Exercise aim: What you return should match every record exactly, with the images removed.

Records shown:
________________________________________
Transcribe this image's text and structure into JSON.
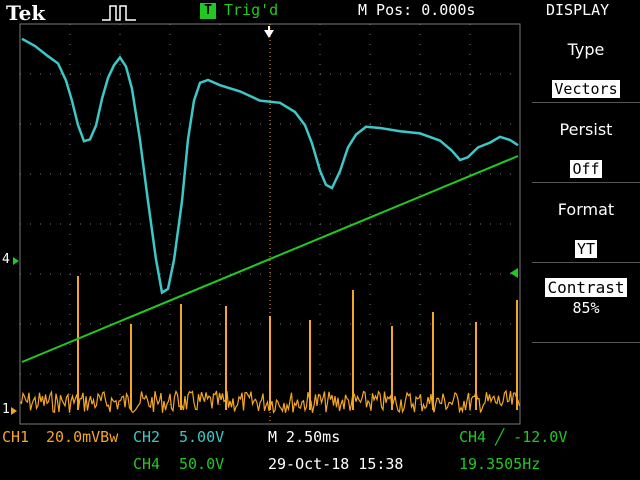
{
  "header": {
    "brand": "Tek",
    "trigger_badge": "T",
    "trigger_status": "Trig'd",
    "m_pos": "M Pos: 0.000s",
    "menu_title": "DISPLAY"
  },
  "menu": {
    "items": [
      {
        "label": "Type",
        "value": "Vectors"
      },
      {
        "label": "Persist",
        "value": "Off"
      },
      {
        "label": "Format",
        "value": "YT"
      },
      {
        "label": "Contrast",
        "value": "85%"
      }
    ]
  },
  "channel_markers": {
    "ch4_left": "4",
    "ch1_left": "1"
  },
  "footer": {
    "ch1": "CH1",
    "ch1_scale": "20.0mVBw",
    "ch2": "CH2",
    "ch2_scale": "5.00V",
    "ch4": "CH4",
    "ch4_scale": "50.0V",
    "timebase": "M 2.50ms",
    "datetime": "29-Oct-18 15:38",
    "trigger": "CH4 ╱ -12.0V",
    "frequency": "19.3505Hz"
  },
  "colors": {
    "ch1": "#f5a623",
    "ch2": "#3cc8c8",
    "ch4": "#22c822",
    "grid": "#666666"
  },
  "icons": {
    "acquire": "pulse-icon",
    "trigger_position": "trigger-arrow-icon",
    "ch4_ground": "ground-marker-icon"
  }
}
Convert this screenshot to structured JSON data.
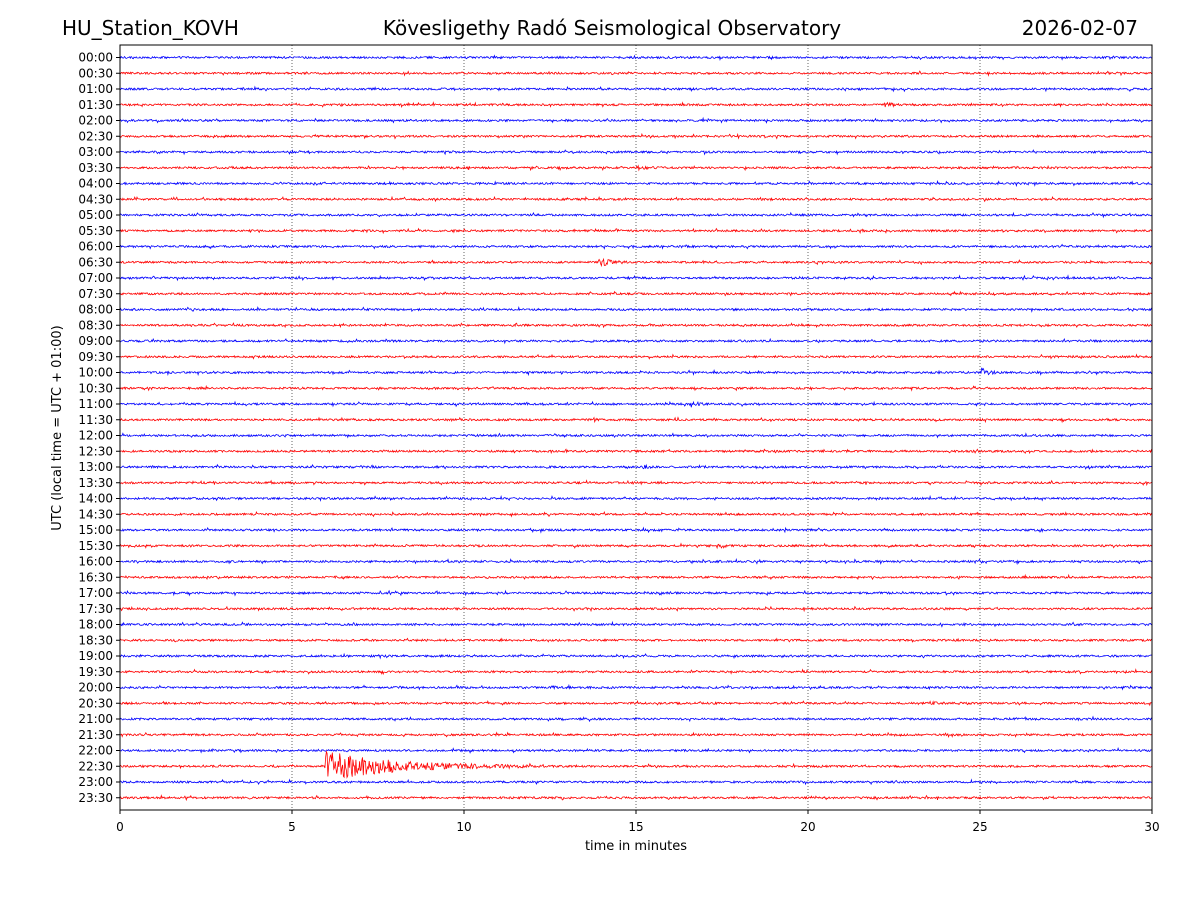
{
  "header": {
    "station": "HU_Station_KOVH",
    "observatory": "Kövesligethy Radó Seismological Observatory",
    "date": "2026-02-07"
  },
  "chart_data": {
    "type": "line",
    "title": "Kövesligethy Radó Seismological Observatory",
    "xlabel": "time in minutes",
    "ylabel": "UTC (local time = UTC + 01:00)",
    "xlim": [
      0,
      30
    ],
    "x_ticks": [
      0,
      5,
      10,
      15,
      20,
      25,
      30
    ],
    "x_grid": [
      5,
      10,
      15,
      20,
      25
    ],
    "row_labels": [
      "00:00",
      "00:30",
      "01:00",
      "01:30",
      "02:00",
      "02:30",
      "03:00",
      "03:30",
      "04:00",
      "04:30",
      "05:00",
      "05:30",
      "06:00",
      "06:30",
      "07:00",
      "07:30",
      "08:00",
      "08:30",
      "09:00",
      "09:30",
      "10:00",
      "10:30",
      "11:00",
      "11:30",
      "12:00",
      "12:30",
      "13:00",
      "13:30",
      "14:00",
      "14:30",
      "15:00",
      "15:30",
      "16:00",
      "16:30",
      "17:00",
      "17:30",
      "18:00",
      "18:30",
      "19:00",
      "19:30",
      "20:00",
      "20:30",
      "21:00",
      "21:30",
      "22:00",
      "22:30",
      "23:00",
      "23:30"
    ],
    "series_colors": [
      "#0000ff",
      "#ff0000"
    ],
    "events": [
      {
        "row": "01:30",
        "minute": 22.2,
        "duration": 0.6,
        "amplitude": 3
      },
      {
        "row": "03:30",
        "minute": 15.0,
        "duration": 0.8,
        "amplitude": 2
      },
      {
        "row": "06:30",
        "minute": 13.9,
        "duration": 1.0,
        "amplitude": 4
      },
      {
        "row": "10:00",
        "minute": 25.0,
        "duration": 0.6,
        "amplitude": 5
      },
      {
        "row": "11:00",
        "minute": 16.5,
        "duration": 0.5,
        "amplitude": 6
      },
      {
        "row": "13:00",
        "minute": 15.2,
        "duration": 0.3,
        "amplitude": 3
      },
      {
        "row": "20:00",
        "minute": 12.5,
        "duration": 0.3,
        "amplitude": 2
      },
      {
        "row": "20:30",
        "minute": 23.5,
        "duration": 0.5,
        "amplitude": 2
      },
      {
        "row": "22:30",
        "minute": 5.95,
        "duration": 6.0,
        "amplitude": 15
      }
    ]
  }
}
________________________________________
Completed exercise:
Transcribe this image's text and structure into JSON.
{
  "header": {
    "brand": "Tek",
    "trigger_badge": "T",
    "trigger_status": "Trig'd",
    "m_pos": "M Pos: 0.000s",
    "menu_title": "DISPLAY"
  },
  "menu": {
    "items": [
      {
        "label": "Type",
        "value": "Vectors"
      },
      {
        "label": "Persist",
        "value": "Off"
      },
      {
        "label": "Format",
        "value": "YT"
      },
      {
        "label": "Contrast",
        "value": "85%"
      }
    ]
  },
  "channel_markers": {
    "ch4_left": "4",
    "ch1_left": "1"
  },
  "footer": {
    "ch1": "CH1",
    "ch1_scale": "20.0mVBw",
    "ch2": "CH2",
    "ch2_scale": "5.00V",
    "ch4": "CH4",
    "ch4_scale": "50.0V",
    "timebase": "M 2.50ms",
    "datetime": "29-Oct-18 15:38",
    "trigger": "CH4 ╱ -12.0V",
    "frequency": "19.3505Hz"
  },
  "colors": {
    "ch1": "#f5a623",
    "ch2": "#3cc8c8",
    "ch4": "#22c822",
    "grid": "#666666"
  },
  "icons": {
    "acquire": "pulse-icon",
    "trigger_position": "trigger-arrow-icon",
    "ch4_ground": "ground-marker-icon"
  }
}
Convert this screenshot to structured JSON data.
{
  "header": {
    "station": "HU_Station_KOVH",
    "observatory": "Kövesligethy Radó Seismological Observatory",
    "date": "2026-02-07"
  },
  "chart_data": {
    "type": "line",
    "title": "Kövesligethy Radó Seismological Observatory",
    "xlabel": "time in minutes",
    "ylabel": "UTC (local time = UTC + 01:00)",
    "xlim": [
      0,
      30
    ],
    "x_ticks": [
      0,
      5,
      10,
      15,
      20,
      25,
      30
    ],
    "x_grid": [
      5,
      10,
      15,
      20,
      25
    ],
    "row_labels": [
      "00:00",
      "00:30",
      "01:00",
      "01:30",
      "02:00",
      "02:30",
      "03:00",
      "03:30",
      "04:00",
      "04:30",
      "05:00",
      "05:30",
      "06:00",
      "06:30",
      "07:00",
      "07:30",
      "08:00",
      "08:30",
      "09:00",
      "09:30",
      "10:00",
      "10:30",
      "11:00",
      "11:30",
      "12:00",
      "12:30",
      "13:00",
      "13:30",
      "14:00",
      "14:30",
      "15:00",
      "15:30",
      "16:00",
      "16:30",
      "17:00",
      "17:30",
      "18:00",
      "18:30",
      "19:00",
      "19:30",
      "20:00",
      "20:30",
      "21:00",
      "21:30",
      "22:00",
      "22:30",
      "23:00",
      "23:30"
    ],
    "series_colors": [
      "#0000ff",
      "#ff0000"
    ],
    "events": [
      {
        "row": "01:30",
        "minute": 22.2,
        "duration": 0.6,
        "amplitude": 3
      },
      {
        "row": "03:30",
        "minute": 15.0,
        "duration": 0.8,
        "amplitude": 2
      },
      {
        "row": "06:30",
        "minute": 13.9,
        "duration": 1.0,
        "amplitude": 4
      },
      {
        "row": "10:00",
        "minute": 25.0,
        "duration": 0.6,
        "amplitude": 5
      },
      {
        "row": "11:00",
        "minute": 16.5,
        "duration": 0.5,
        "amplitude": 6
      },
      {
        "row": "13:00",
        "minute": 15.2,
        "duration": 0.3,
        "amplitude": 3
      },
      {
        "row": "20:00",
        "minute": 12.5,
        "duration": 0.3,
        "amplitude": 2
      },
      {
        "row": "20:30",
        "minute": 23.5,
        "duration": 0.5,
        "amplitude": 2
      },
      {
        "row": "22:30",
        "minute": 5.95,
        "duration": 6.0,
        "amplitude": 15
      }
    ]
  }
}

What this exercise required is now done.